[Data entries]
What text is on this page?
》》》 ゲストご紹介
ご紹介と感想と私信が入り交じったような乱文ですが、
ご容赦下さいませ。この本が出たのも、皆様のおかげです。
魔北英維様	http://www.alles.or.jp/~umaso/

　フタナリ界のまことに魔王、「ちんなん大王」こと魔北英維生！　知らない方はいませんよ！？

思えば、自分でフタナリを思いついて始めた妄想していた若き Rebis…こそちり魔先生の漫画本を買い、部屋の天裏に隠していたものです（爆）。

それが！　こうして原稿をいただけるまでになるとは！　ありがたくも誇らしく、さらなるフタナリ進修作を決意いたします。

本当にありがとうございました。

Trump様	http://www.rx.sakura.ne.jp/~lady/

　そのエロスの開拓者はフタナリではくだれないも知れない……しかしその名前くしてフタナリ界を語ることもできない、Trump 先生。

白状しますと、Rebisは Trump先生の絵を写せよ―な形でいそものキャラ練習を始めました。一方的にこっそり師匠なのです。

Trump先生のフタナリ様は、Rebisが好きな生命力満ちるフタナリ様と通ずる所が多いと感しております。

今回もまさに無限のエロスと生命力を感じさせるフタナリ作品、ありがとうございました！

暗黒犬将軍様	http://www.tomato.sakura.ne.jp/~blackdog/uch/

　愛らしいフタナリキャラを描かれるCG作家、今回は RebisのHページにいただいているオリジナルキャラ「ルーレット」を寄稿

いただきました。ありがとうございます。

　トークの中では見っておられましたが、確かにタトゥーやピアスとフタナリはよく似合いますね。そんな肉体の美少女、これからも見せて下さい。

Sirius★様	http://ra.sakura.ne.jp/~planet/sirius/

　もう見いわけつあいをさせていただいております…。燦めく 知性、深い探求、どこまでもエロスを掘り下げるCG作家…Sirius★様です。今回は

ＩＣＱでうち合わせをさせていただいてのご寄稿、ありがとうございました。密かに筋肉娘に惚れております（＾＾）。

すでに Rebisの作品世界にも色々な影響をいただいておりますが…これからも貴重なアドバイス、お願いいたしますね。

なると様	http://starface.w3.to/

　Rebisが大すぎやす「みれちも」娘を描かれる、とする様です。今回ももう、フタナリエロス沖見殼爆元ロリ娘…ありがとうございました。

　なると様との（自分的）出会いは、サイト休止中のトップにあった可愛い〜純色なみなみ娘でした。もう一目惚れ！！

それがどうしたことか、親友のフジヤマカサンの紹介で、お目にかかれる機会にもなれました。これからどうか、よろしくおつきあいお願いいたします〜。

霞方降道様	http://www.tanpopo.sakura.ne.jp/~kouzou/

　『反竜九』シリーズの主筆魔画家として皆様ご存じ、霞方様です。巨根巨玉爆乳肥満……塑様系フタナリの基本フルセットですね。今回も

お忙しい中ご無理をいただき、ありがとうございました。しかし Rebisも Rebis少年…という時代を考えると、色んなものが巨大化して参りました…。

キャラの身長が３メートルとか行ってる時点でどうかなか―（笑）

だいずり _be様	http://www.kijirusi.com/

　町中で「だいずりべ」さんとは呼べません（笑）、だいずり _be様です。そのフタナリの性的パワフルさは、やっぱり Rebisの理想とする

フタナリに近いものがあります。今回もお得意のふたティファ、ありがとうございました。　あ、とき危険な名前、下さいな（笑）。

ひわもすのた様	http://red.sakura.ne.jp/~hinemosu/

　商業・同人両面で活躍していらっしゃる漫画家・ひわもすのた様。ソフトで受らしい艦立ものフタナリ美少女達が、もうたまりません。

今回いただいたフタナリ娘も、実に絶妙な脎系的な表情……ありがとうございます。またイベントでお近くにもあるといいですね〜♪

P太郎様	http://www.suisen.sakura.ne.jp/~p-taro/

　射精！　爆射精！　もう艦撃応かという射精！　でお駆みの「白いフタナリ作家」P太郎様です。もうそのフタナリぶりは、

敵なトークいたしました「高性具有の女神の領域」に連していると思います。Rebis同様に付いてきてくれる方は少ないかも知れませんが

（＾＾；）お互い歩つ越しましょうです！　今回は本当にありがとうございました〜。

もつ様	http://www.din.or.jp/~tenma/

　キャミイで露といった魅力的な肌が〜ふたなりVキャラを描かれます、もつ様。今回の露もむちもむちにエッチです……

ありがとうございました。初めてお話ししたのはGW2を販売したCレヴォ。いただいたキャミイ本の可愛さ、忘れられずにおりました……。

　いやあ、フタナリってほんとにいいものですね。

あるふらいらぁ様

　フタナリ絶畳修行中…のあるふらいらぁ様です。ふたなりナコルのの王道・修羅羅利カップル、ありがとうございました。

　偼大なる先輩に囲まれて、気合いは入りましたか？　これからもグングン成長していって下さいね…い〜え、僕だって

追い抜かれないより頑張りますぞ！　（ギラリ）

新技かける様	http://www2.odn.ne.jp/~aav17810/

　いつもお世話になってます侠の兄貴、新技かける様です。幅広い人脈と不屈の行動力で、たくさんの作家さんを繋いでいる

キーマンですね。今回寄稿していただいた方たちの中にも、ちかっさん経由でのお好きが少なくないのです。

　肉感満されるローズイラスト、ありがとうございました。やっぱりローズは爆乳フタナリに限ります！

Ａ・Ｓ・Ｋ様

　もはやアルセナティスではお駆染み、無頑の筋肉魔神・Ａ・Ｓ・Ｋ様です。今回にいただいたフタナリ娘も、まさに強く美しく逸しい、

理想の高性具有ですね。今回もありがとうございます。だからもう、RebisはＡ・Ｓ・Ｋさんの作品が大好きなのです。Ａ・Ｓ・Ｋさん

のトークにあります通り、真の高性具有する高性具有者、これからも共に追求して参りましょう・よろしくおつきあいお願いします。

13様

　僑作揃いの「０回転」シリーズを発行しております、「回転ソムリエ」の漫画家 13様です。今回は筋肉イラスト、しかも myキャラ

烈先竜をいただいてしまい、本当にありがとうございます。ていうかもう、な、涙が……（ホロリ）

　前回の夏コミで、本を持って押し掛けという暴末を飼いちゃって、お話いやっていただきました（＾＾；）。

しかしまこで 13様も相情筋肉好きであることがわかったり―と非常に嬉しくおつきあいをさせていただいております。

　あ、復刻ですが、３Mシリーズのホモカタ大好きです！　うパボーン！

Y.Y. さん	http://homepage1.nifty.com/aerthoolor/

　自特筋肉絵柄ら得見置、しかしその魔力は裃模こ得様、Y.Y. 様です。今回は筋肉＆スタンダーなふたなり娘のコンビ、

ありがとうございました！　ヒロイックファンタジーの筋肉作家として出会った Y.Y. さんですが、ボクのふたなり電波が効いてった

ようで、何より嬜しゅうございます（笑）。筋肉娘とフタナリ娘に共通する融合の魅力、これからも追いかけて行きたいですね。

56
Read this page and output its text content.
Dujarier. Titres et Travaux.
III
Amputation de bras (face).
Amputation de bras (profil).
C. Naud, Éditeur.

▸ Stated exercise: Type out the material again exactly as presented.

▸ Exercise response:
What text is on this page?
》》》 ゲストご紹介
ご紹介と感想と私信が入り交じったような乱文ですが、
ご容赦下さいませ。この本が出たのも、皆様のおかげです。
魔北英維様	http://www.alles.or.jp/~umaso/

　フタナリ界のまことに魔王、「ちんなん大王」こと魔北英維生！　知らない方はいませんよ！？

思えば、自分でフタナリを思いついて始めた妄想していた若き Rebis…こそちり魔先生の漫画本を買い、部屋の天裏に隠していたものです（爆）。

それが！　こうして原稿をいただけるまでになるとは！　ありがたくも誇らしく、さらなるフタナリ進修作を決意いたします。

本当にありがとうございました。

Trump様	http://www.rx.sakura.ne.jp/~lady/

　そのエロスの開拓者はフタナリではくだれないも知れない……しかしその名前くしてフタナリ界を語ることもできない、Trump 先生。

白状しますと、Rebisは Trump先生の絵を写せよ―な形でいそものキャラ練習を始めました。一方的にこっそり師匠なのです。

Trump先生のフタナリ様は、Rebisが好きな生命力満ちるフタナリ様と通ずる所が多いと感しております。

今回もまさに無限のエロスと生命力を感じさせるフタナリ作品、ありがとうございました！

暗黒犬将軍様	http://www.tomato.sakura.ne.jp/~blackdog/uch/

　愛らしいフタナリキャラを描かれるCG作家、今回は RebisのHページにいただいているオリジナルキャラ「ルーレット」を寄稿

いただきました。ありがとうございます。

　トークの中では見っておられましたが、確かにタトゥーやピアスとフタナリはよく似合いますね。そんな肉体の美少女、これからも見せて下さい。

Sirius★様	http://ra.sakura.ne.jp/~planet/sirius/

　もう見いわけつあいをさせていただいております…。燦めく 知性、深い探求、どこまでもエロスを掘り下げるCG作家…Sirius★様です。今回は

ＩＣＱでうち合わせをさせていただいてのご寄稿、ありがとうございました。密かに筋肉娘に惚れております（＾＾）。

すでに Rebisの作品世界にも色々な影響をいただいておりますが…これからも貴重なアドバイス、お願いいたしますね。

なると様	http://starface.w3.to/

　Rebisが大すぎやす「みれちも」娘を描かれる、とする様です。今回ももう、フタナリエロス沖見殼爆元ロリ娘…ありがとうございました。

　なると様との（自分的）出会いは、サイト休止中のトップにあった可愛い〜純色なみなみ娘でした。もう一目惚れ！！

それがどうしたことか、親友のフジヤマカサンの紹介で、お目にかかれる機会にもなれました。これからどうか、よろしくおつきあいお願いいたします〜。

霞方降道様	http://www.tanpopo.sakura.ne.jp/~kouzou/

　『反竜九』シリーズの主筆魔画家として皆様ご存じ、霞方様です。巨根巨玉爆乳肥満……塑様系フタナリの基本フルセットですね。今回も

お忙しい中ご無理をいただき、ありがとうございました。しかし Rebisも Rebis少年…という時代を考えると、色んなものが巨大化して参りました…。

キャラの身長が３メートルとか行ってる時点でどうかなか―（笑）

だいずり _be様	http://www.kijirusi.com/

　町中で「だいずりべ」さんとは呼べません（笑）、だいずり _be様です。そのフタナリの性的パワフルさは、やっぱり Rebisの理想とする

フタナリに近いものがあります。今回もお得意のふたティファ、ありがとうございました。　あ、とき危険な名前、下さいな（笑）。

ひわもすのた様	http://red.sakura.ne.jp/~hinemosu/

　商業・同人両面で活躍していらっしゃる漫画家・ひわもすのた様。ソフトで受らしい艦立ものフタナリ美少女達が、もうたまりません。

今回いただいたフタナリ娘も、実に絶妙な脎系的な表情……ありがとうございます。またイベントでお近くにもあるといいですね〜♪

P太郎様	http://www.suisen.sakura.ne.jp/~p-taro/

　射精！　爆射精！　もう艦撃応かという射精！　でお駆みの「白いフタナリ作家」P太郎様です。もうそのフタナリぶりは、

敵なトークいたしました「高性具有の女神の領域」に連していると思います。Rebis同様に付いてきてくれる方は少ないかも知れませんが

（＾＾；）お互い歩つ越しましょうです！　今回は本当にありがとうございました〜。

もつ様	http://www.din.or.jp/~tenma/

　キャミイで露といった魅力的な肌が〜ふたなりVキャラを描かれます、もつ様。今回の露もむちもむちにエッチです……

ありがとうございました。初めてお話ししたのはGW2を販売したCレヴォ。いただいたキャミイ本の可愛さ、忘れられずにおりました……。

　いやあ、フタナリってほんとにいいものですね。

あるふらいらぁ様

　フタナリ絶畳修行中…のあるふらいらぁ様です。ふたなりナコルのの王道・修羅羅利カップル、ありがとうございました。

　偼大なる先輩に囲まれて、気合いは入りましたか？　これからもグングン成長していって下さいね…い〜え、僕だって

追い抜かれないより頑張りますぞ！　（ギラリ）

新技かける様	http://www2.odn.ne.jp/~aav17810/

　いつもお世話になってます侠の兄貴、新技かける様です。幅広い人脈と不屈の行動力で、たくさんの作家さんを繋いでいる

キーマンですね。今回寄稿していただいた方たちの中にも、ちかっさん経由でのお好きが少なくないのです。

　肉感満されるローズイラスト、ありがとうございました。やっぱりローズは爆乳フタナリに限ります！

Ａ・Ｓ・Ｋ様

　もはやアルセナティスではお駆染み、無頑の筋肉魔神・Ａ・Ｓ・Ｋ様です。今回にいただいたフタナリ娘も、まさに強く美しく逸しい、

理想の高性具有ですね。今回もありがとうございます。だからもう、RebisはＡ・Ｓ・Ｋさんの作品が大好きなのです。Ａ・Ｓ・Ｋさん

のトークにあります通り、真の高性具有する高性具有者、これからも共に追求して参りましょう・よろしくおつきあいお願いします。

13様

　僑作揃いの「０回転」シリーズを発行しております、「回転ソムリエ」の漫画家 13様です。今回は筋肉イラスト、しかも myキャラ

烈先竜をいただいてしまい、本当にありがとうございます。ていうかもう、な、涙が……（ホロリ）

　前回の夏コミで、本を持って押し掛けという暴末を飼いちゃって、お話いやっていただきました（＾＾；）。

しかしまこで 13様も相情筋肉好きであることがわかったり―と非常に嬉しくおつきあいをさせていただいております。

　あ、復刻ですが、３Mシリーズのホモカタ大好きです！　うパボーン！

Y.Y. さん	http://homepage1.nifty.com/aerthoolor/

　自特筋肉絵柄ら得見置、しかしその魔力は裃模こ得様、Y.Y. 様です。今回は筋肉＆スタンダーなふたなり娘のコンビ、

ありがとうございました！　ヒロイックファンタジーの筋肉作家として出会った Y.Y. さんですが、ボクのふたなり電波が効いてった

ようで、何より嬜しゅうございます（笑）。筋肉娘とフタナリ娘に共通する融合の魅力、これからも追いかけて行きたいですね。

56
Read this page and output its text content.
Dujarier. Titres et Travaux.
III
Amputation de bras (face).
Amputation de bras (profil).
C. Naud, Éditeur.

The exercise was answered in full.